Exercise -> Reproduce all lines of the listing below in which the word "restrictMode" occurs.

Data extract ->
## start
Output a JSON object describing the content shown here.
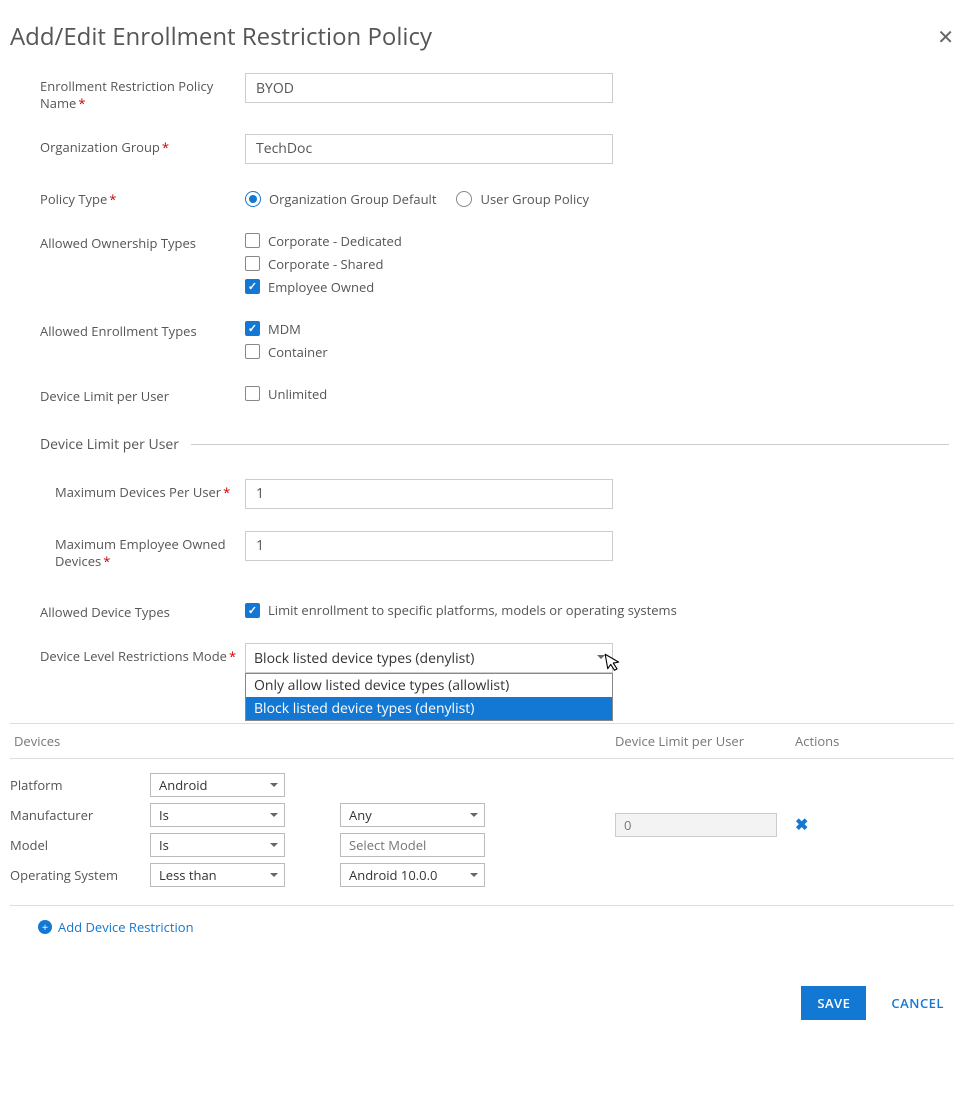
{
  "dialogTitle": "Add/Edit Enrollment Restriction Policy",
  "labels": {
    "policyName": "Enrollment Restriction Policy Name",
    "orgGroup": "Organization Group",
    "policyType": "Policy Type",
    "ownership": "Allowed Ownership Types",
    "enrollment": "Allowed Enrollment Types",
    "deviceLimit": "Device Limit per User",
    "section": "Device Limit per User",
    "maxDevices": "Maximum Devices Per User",
    "maxEmpOwned": "Maximum Employee Owned Devices",
    "allowedDeviceTypes": "Allowed Device Types",
    "restrictMode": "Device Level Restrictions Mode"
  },
  "values": {
    "policyName": "BYOD",
    "orgGroup": "TechDoc",
    "maxDevices": "1",
    "maxEmpOwned": "1",
    "devLimitPerUser": "0"
  },
  "policyType": {
    "opt1": "Organization Group Default",
    "opt2": "User Group Policy",
    "selected": "opt1"
  },
  "ownership": {
    "corpDedicated": "Corporate - Dedicated",
    "corpShared": "Corporate - Shared",
    "empOwned": "Employee Owned"
  },
  "enrollment": {
    "mdm": "MDM",
    "container": "Container"
  },
  "deviceLimitUnlimited": "Unlimited",
  "allowedDeviceTypesCheck": "Limit enrollment to specific platforms, models or operating systems",
  "restrictMode": {
    "current": "Block listed device types (denylist)",
    "opt1": "Only allow listed device types (allowlist)",
    "opt2": "Block listed device types (denylist)"
  },
  "table": {
    "colDevices": "Devices",
    "colLimit": "Device Limit per User",
    "colActions": "Actions",
    "row": {
      "platformLabel": "Platform",
      "platformVal": "Android",
      "manufacturerLabel": "Manufacturer",
      "manufacturerOp": "Is",
      "manufacturerVal": "Any",
      "modelLabel": "Model",
      "modelOp": "Is",
      "modelValPlaceholder": "Select Model",
      "osLabel": "Operating System",
      "osOp": "Less than",
      "osVal": "Android 10.0.0"
    },
    "addLink": "Add Device Restriction"
  },
  "buttons": {
    "save": "SAVE",
    "cancel": "CANCEL"
  }
}
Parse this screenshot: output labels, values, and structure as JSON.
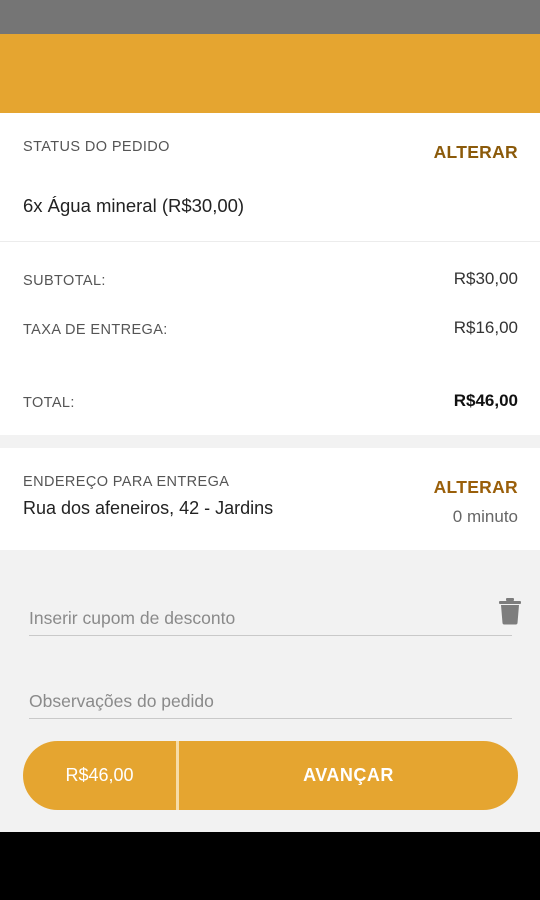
{
  "order": {
    "status_label": "STATUS DO PEDIDO",
    "alter_label": "ALTERAR",
    "item": "6x Água mineral (R$30,00)"
  },
  "totals": {
    "subtotal_label": "SUBTOTAL:",
    "subtotal_value": "R$30,00",
    "fee_label": "TAXA DE ENTREGA:",
    "fee_value": "R$16,00",
    "total_label": "TOTAL:",
    "total_value": "R$46,00"
  },
  "address": {
    "label": "ENDEREÇO PARA ENTREGA",
    "alter_label": "ALTERAR",
    "text": "Rua dos afeneiros, 42 - Jardins",
    "time": "0 minuto"
  },
  "coupon": {
    "placeholder": "Inserir cupom de desconto",
    "icon": "trash-icon"
  },
  "notes": {
    "placeholder": "Observações do pedido"
  },
  "footer": {
    "price": "R$46,00",
    "advance_label": "AVANÇAR"
  },
  "colors": {
    "accent": "#e5a530",
    "link": "#8b5a0a",
    "status_bar": "#757575",
    "background": "#f2f2f2"
  }
}
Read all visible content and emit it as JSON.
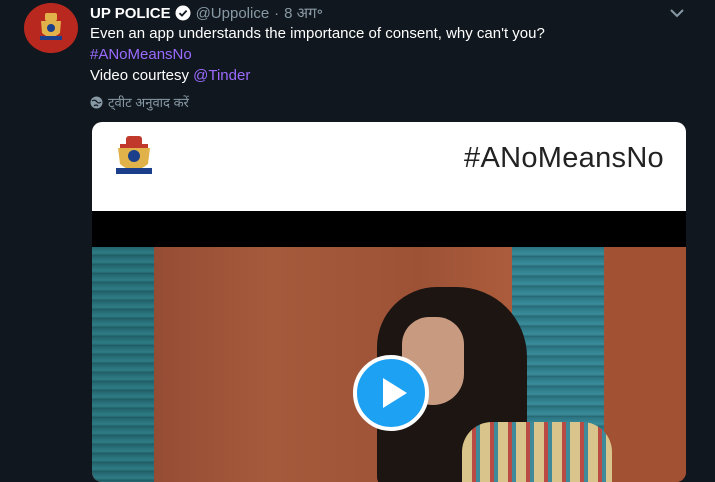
## end
Result for this exercise ->
    "restrictMode": "Device Level Restrictions Mode"
  "restrictMode": {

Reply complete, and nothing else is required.